GIVEN REQUEST: Could the lines from the one with "Type out the text in this image." through the end of the listing be restated exactly, with nothing else included?

AVAILABLE RECORDS:
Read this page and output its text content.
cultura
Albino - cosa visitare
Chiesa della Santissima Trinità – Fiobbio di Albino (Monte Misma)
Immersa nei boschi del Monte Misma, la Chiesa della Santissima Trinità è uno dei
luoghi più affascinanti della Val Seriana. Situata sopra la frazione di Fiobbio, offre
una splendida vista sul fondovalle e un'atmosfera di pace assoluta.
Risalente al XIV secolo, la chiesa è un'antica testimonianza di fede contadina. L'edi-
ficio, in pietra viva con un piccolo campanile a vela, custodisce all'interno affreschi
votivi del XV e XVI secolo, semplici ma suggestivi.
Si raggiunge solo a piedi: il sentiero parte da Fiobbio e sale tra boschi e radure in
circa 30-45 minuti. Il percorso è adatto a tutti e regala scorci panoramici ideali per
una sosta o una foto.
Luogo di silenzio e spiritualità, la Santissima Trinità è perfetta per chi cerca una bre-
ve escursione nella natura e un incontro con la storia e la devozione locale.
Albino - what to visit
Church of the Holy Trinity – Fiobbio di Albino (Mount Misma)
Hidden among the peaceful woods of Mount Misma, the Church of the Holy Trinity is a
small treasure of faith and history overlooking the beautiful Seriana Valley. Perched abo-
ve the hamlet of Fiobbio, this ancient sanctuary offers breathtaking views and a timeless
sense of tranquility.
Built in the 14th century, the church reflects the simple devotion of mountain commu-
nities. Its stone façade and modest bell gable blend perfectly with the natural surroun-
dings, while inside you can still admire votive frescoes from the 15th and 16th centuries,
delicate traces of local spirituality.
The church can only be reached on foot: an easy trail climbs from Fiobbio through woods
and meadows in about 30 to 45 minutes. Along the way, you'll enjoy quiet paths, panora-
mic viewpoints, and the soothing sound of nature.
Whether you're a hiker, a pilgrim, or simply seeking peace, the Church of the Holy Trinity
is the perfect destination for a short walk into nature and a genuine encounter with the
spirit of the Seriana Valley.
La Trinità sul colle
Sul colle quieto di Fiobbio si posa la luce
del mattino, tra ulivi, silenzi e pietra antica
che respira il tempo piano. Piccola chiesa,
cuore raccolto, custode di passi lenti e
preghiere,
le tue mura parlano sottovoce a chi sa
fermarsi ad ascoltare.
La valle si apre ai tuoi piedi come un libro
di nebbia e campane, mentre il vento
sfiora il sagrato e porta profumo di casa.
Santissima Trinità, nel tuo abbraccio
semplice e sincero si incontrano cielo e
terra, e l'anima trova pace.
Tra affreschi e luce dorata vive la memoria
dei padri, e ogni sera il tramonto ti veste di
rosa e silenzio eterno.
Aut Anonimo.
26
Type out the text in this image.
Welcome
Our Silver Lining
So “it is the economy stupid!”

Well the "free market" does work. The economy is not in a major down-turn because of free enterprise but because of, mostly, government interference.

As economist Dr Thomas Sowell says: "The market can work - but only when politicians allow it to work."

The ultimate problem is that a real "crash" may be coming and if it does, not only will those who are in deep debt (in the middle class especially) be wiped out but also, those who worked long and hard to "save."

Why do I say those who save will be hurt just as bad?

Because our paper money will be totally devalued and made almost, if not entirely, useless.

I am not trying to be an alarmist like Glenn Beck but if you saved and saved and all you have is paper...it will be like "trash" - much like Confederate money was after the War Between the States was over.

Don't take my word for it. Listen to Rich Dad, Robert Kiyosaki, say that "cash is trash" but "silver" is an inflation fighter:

OUTPUT OF THE TASK:
Type out the text in this image.
Welcome
Our Silver Lining
So “it is the economy stupid!”

Well the "free market" does work. The economy is not in a major down-turn because of free enterprise but because of, mostly, government interference.

As economist Dr Thomas Sowell says: "The market can work - but only when politicians allow it to work."

The ultimate problem is that a real "crash" may be coming and if it does, not only will those who are in deep debt (in the middle class especially) be wiped out but also, those who worked long and hard to "save."

Why do I say those who save will be hurt just as bad?

Because our paper money will be totally devalued and made almost, if not entirely, useless.

I am not trying to be an alarmist like Glenn Beck but if you saved and saved and all you have is paper...it will be like "trash" - much like Confederate money was after the War Between the States was over.

Don't take my word for it. Listen to Rich Dad, Robert Kiyosaki, say that "cash is trash" but "silver" is an inflation fighter:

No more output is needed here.